● TASK DETAILS
Copy every record below, exactly as written.

Collected data:
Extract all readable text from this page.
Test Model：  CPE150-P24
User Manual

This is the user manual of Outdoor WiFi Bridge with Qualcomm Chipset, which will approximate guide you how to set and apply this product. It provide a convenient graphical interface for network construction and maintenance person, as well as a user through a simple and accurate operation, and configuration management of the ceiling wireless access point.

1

● WRITTEN SOLUTION
Extract all readable text from this page.
Test Model：  CPE150-P24
User Manual

This is the user manual of Outdoor WiFi Bridge with Qualcomm Chipset, which will approximate guide you how to set and apply this product. It provide a convenient graphical interface for network construction and maintenance person, as well as a user through a simple and accurate operation, and configuration management of the ceiling wireless access point.

1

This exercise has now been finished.